- _Dataset records_:
━━━━━━━━

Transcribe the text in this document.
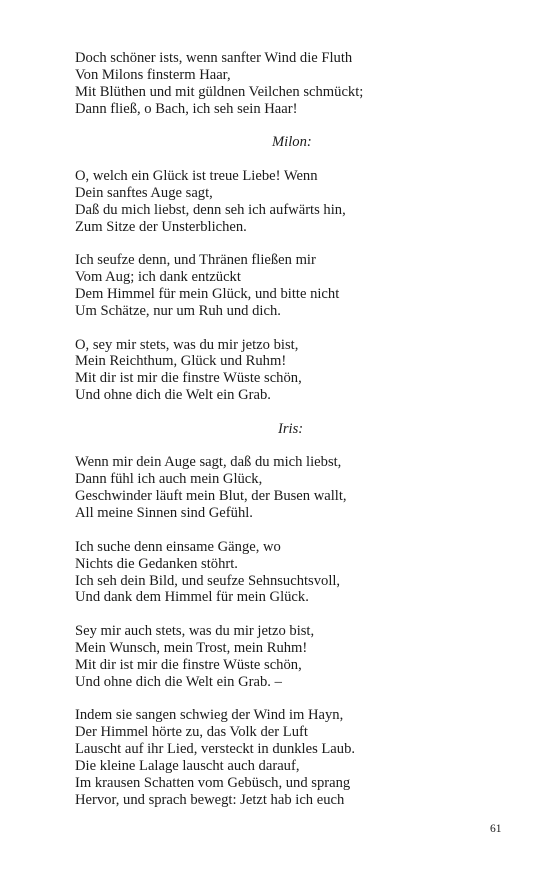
Doch schöner ists, wenn sanfter Wind die Fluth
Von Milons finsterm Haar,
Mit Blüthen und mit güldnen Veilchen schmückt;
Dann fließ, o Bach, ich seh sein Haar!
Milon:
O, welch ein Glück ist treue Liebe! Wenn
Dein sanftes Auge sagt,
Daß du mich liebst, denn seh ich aufwärts hin,
Zum Sitze der Unsterblichen.
Ich seufze denn, und Thränen fließen mir
Vom Aug; ich dank entzückt
Dem Himmel für mein Glück, und bitte nicht
Um Schätze, nur um Ruh und dich.
O, sey mir stets, was du mir jetzo bist,
Mein Reichthum, Glück und Ruhm!
Mit dir ist mir die finstre Wüste schön,
Und ohne dich die Welt ein Grab.
Iris:
Wenn mir dein Auge sagt, daß du mich liebst,
Dann fühl ich auch mein Glück,
Geschwinder läuft mein Blut, der Busen wallt,
All meine Sinnen sind Gefühl.
Ich suche denn einsame Gänge, wo
Nichts die Gedanken stöhrt.
Ich seh dein Bild, und seufze Sehnsuchtsvoll,
Und dank dem Himmel für mein Glück.
Sey mir auch stets, was du mir jetzo bist,
Mein Wunsch, mein Trost, mein Ruhm!
Mit dir ist mir die finstre Wüste schön,
Und ohne dich die Welt ein Grab. –
Indem sie sangen schwieg der Wind im Hayn,
Der Himmel hörte zu, das Volk der Luft
Lauscht auf ihr Lied, versteckt in dunkles Laub.
Die kleine Lalage lauscht auch darauf,
Im krausen Schatten vom Gebüsch, und sprang
Hervor, und sprach bewegt: Jetzt hab ich euch
61
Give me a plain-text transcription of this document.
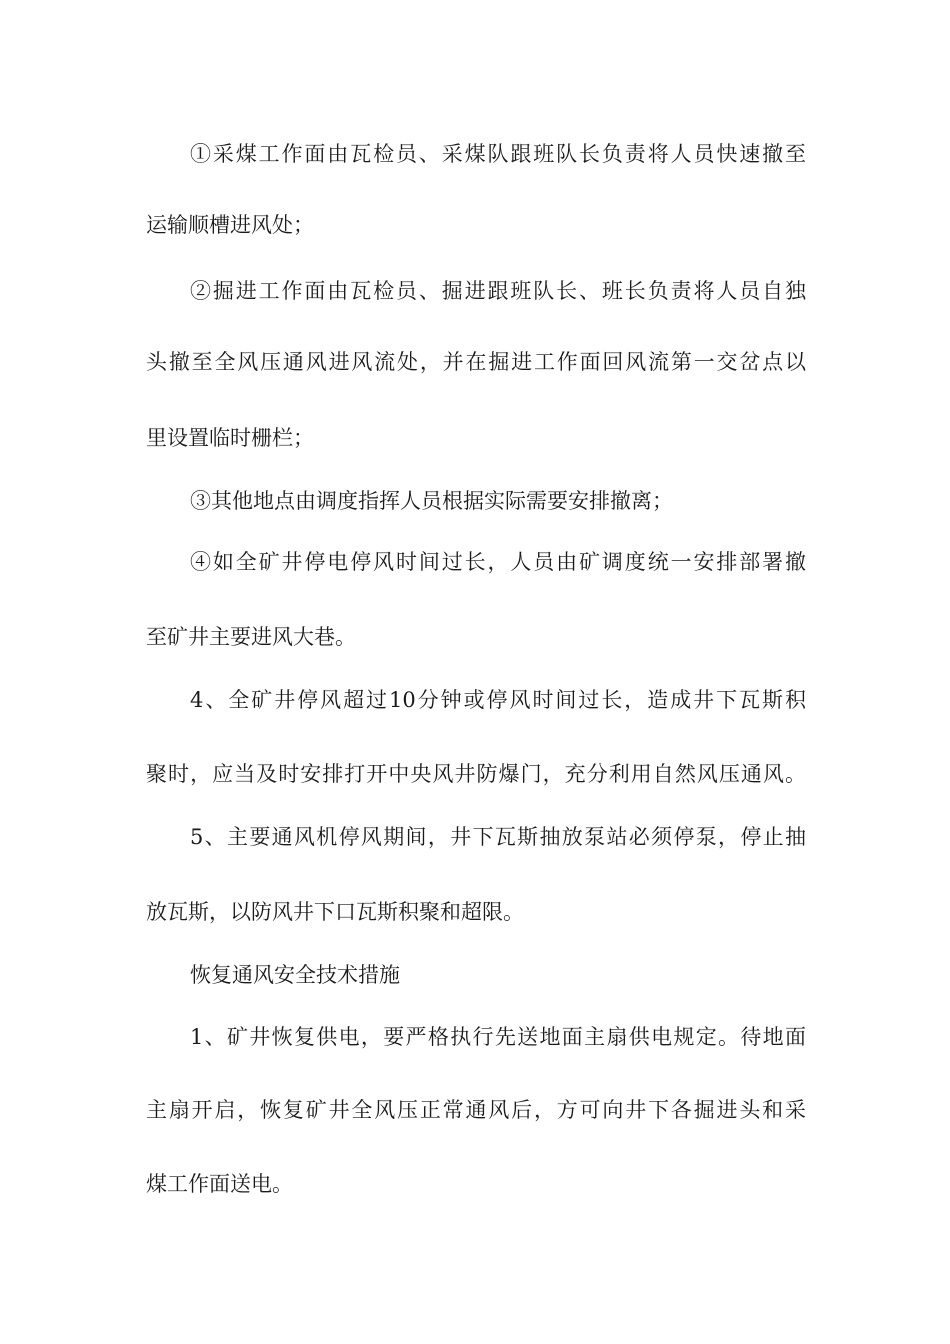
①采煤工作面由瓦检员、采煤队跟班队长负责将人员快速撤至
运输顺槽进风处；
②掘进工作面由瓦检员、掘进跟班队长、班长负责将人员自独
头撤至全风压通风进风流处，并在掘进工作面回风流第一交岔点以
里设置临时栅栏；
③其他地点由调度指挥人员根据实际需要安排撤离；
④如全矿井停电停风时间过长，人员由矿调度统一安排部署撤
至矿井主要进风大巷。
4、全矿井停风超过10分钟或停风时间过长，造成井下瓦斯积
聚时，应当及时安排打开中央风井防爆门，充分利用自然风压通风。
5、主要通风机停风期间，井下瓦斯抽放泵站必须停泵，停止抽
放瓦斯，以防风井下口瓦斯积聚和超限。
恢复通风安全技术措施
1、矿井恢复供电，要严格执行先送地面主扇供电规定。待地面
主扇开启，恢复矿井全风压正常通风后，方可向井下各掘进头和采
煤工作面送电。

━━━━━━━━

- _What you need to do_:
Write out the records above exactly as they appear, leaving out any pictures.

- _Written answer_:
Transcribe the text in this document.
Doch schöner ists, wenn sanfter Wind die Fluth
Von Milons finsterm Haar,
Mit Blüthen und mit güldnen Veilchen schmückt;
Dann fließ, o Bach, ich seh sein Haar!
Milon:
O, welch ein Glück ist treue Liebe! Wenn
Dein sanftes Auge sagt,
Daß du mich liebst, denn seh ich aufwärts hin,
Zum Sitze der Unsterblichen.
Ich seufze denn, und Thränen fließen mir
Vom Aug; ich dank entzückt
Dem Himmel für mein Glück, und bitte nicht
Um Schätze, nur um Ruh und dich.
O, sey mir stets, was du mir jetzo bist,
Mein Reichthum, Glück und Ruhm!
Mit dir ist mir die finstre Wüste schön,
Und ohne dich die Welt ein Grab.
Iris:
Wenn mir dein Auge sagt, daß du mich liebst,
Dann fühl ich auch mein Glück,
Geschwinder läuft mein Blut, der Busen wallt,
All meine Sinnen sind Gefühl.
Ich suche denn einsame Gänge, wo
Nichts die Gedanken stöhrt.
Ich seh dein Bild, und seufze Sehnsuchtsvoll,
Und dank dem Himmel für mein Glück.
Sey mir auch stets, was du mir jetzo bist,
Mein Wunsch, mein Trost, mein Ruhm!
Mit dir ist mir die finstre Wüste schön,
Und ohne dich die Welt ein Grab. –
Indem sie sangen schwieg der Wind im Hayn,
Der Himmel hörte zu, das Volk der Luft
Lauscht auf ihr Lied, versteckt in dunkles Laub.
Die kleine Lalage lauscht auch darauf,
Im krausen Schatten vom Gebüsch, und sprang
Hervor, und sprach bewegt: Jetzt hab ich euch
61
Give me a plain-text transcription of this document.
①采煤工作面由瓦检员、采煤队跟班队长负责将人员快速撤至
运输顺槽进风处；
②掘进工作面由瓦检员、掘进跟班队长、班长负责将人员自独
头撤至全风压通风进风流处，并在掘进工作面回风流第一交岔点以
里设置临时栅栏；
③其他地点由调度指挥人员根据实际需要安排撤离；
④如全矿井停电停风时间过长，人员由矿调度统一安排部署撤
至矿井主要进风大巷。
4、全矿井停风超过10分钟或停风时间过长，造成井下瓦斯积
聚时，应当及时安排打开中央风井防爆门，充分利用自然风压通风。
5、主要通风机停风期间，井下瓦斯抽放泵站必须停泵，停止抽
放瓦斯，以防风井下口瓦斯积聚和超限。
恢复通风安全技术措施
1、矿井恢复供电，要严格执行先送地面主扇供电规定。待地面
主扇开启，恢复矿井全风压正常通风后，方可向井下各掘进头和采
煤工作面送电。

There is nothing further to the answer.